▶ **DATASET ENTRIES**:
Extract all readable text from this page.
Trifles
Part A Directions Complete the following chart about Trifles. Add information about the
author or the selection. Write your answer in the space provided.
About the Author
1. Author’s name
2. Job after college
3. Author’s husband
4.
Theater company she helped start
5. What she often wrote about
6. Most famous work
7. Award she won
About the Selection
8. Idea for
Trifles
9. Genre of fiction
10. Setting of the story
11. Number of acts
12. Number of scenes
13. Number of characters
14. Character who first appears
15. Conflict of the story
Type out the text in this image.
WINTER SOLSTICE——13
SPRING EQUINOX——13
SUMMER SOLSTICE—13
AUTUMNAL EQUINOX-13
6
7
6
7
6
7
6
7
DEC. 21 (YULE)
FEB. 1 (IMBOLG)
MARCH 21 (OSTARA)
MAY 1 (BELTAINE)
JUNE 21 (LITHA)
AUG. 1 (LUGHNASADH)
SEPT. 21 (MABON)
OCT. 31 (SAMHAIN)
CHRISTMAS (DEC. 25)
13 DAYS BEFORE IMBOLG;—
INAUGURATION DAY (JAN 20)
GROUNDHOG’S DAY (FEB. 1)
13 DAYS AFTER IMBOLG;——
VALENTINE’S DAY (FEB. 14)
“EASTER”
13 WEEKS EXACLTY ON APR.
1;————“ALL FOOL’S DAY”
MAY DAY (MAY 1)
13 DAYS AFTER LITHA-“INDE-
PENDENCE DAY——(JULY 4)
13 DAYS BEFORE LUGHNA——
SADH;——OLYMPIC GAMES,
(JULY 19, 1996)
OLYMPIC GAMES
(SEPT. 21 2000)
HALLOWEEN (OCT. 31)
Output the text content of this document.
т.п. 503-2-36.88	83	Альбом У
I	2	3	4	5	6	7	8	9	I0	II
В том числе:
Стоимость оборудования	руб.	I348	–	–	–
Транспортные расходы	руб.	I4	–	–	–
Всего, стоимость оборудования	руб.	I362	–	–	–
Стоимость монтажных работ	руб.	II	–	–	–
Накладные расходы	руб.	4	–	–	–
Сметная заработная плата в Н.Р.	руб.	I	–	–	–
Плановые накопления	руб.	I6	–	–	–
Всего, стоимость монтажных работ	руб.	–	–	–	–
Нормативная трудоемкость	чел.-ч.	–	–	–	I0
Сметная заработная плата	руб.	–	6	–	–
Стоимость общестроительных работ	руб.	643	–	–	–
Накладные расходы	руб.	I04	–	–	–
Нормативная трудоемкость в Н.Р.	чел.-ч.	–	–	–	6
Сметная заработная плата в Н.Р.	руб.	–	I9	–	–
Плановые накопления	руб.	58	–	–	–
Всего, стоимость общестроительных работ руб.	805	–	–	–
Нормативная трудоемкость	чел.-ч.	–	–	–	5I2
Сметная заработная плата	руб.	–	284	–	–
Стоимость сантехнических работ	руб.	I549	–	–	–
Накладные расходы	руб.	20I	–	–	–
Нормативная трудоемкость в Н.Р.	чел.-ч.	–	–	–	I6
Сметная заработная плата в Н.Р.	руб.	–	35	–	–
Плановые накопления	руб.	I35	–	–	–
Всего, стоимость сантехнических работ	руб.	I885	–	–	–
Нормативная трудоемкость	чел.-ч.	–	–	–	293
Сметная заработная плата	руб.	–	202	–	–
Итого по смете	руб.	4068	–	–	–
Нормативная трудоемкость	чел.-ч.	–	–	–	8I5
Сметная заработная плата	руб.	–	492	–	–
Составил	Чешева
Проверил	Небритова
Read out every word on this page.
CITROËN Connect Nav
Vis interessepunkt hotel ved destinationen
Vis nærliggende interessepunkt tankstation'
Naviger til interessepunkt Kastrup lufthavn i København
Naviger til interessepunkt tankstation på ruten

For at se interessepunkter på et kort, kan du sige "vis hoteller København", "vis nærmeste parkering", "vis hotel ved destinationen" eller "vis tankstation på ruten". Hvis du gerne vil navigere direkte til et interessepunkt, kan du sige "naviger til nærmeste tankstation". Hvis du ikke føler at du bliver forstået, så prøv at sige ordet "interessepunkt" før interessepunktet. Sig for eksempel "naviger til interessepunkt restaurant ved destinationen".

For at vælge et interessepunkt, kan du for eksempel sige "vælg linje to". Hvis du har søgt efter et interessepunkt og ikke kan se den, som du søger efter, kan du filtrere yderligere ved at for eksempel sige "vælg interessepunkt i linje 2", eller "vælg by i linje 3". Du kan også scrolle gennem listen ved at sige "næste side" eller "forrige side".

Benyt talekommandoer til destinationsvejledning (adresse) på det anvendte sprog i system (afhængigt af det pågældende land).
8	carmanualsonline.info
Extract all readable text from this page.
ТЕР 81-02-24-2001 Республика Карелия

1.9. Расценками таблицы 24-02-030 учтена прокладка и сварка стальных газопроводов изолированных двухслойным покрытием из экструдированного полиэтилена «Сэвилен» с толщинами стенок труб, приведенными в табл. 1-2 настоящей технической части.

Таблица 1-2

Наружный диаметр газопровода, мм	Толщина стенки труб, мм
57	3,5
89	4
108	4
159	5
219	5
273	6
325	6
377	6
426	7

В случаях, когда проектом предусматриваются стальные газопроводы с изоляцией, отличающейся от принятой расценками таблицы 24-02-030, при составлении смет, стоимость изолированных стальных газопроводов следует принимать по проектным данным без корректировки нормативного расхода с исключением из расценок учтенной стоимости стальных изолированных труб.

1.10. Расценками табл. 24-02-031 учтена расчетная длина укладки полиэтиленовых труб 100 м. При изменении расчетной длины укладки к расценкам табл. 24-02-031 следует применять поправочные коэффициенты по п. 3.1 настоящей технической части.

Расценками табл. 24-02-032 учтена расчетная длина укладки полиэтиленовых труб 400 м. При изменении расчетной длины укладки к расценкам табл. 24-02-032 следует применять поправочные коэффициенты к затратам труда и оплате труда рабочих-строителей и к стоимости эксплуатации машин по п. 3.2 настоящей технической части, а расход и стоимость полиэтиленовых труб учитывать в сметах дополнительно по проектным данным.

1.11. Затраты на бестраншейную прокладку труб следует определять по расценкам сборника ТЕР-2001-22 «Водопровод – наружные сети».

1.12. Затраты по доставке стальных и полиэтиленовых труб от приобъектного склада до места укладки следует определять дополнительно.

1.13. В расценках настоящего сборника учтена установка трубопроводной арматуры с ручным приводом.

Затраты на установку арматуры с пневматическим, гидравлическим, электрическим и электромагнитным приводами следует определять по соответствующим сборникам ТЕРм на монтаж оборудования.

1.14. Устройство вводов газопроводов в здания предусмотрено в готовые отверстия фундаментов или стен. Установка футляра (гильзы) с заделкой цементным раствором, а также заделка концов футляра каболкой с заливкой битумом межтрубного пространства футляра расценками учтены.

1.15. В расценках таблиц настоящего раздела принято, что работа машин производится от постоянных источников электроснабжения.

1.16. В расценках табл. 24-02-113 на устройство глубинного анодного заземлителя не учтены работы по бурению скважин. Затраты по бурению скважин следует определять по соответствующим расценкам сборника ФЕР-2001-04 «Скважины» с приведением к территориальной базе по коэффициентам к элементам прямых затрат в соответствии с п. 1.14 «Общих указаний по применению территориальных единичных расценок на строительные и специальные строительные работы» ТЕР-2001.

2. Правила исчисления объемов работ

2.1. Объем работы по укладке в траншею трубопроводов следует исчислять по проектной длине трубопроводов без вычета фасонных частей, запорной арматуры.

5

▶ **EXERCISE**:
Among the records above, find each line holding the string "работы" and pull it out.

▶ **WRITTEN ANSWER**:
1.16. В расценках табл. 24-02-113 на устройство глубинного анодного заземлителя не учтены работы по бурению скважин. Затраты по бурению скважин следует определять по соответствующим расценкам сборника ФЕР-2001-04 «Скважины» с приведением к территориальной базе по коэффициентам к элементам прямых затрат в соответствии с п. 1.14 «Общих указаний по применению территориальных единичных расценок на строительные и специальные строительные работы» ТЕР-2001.
2.1. Объем работы по укладке в траншею трубопроводов следует исчислять по проектной длине трубопроводов без вычета фасонных частей, запорной арматуры.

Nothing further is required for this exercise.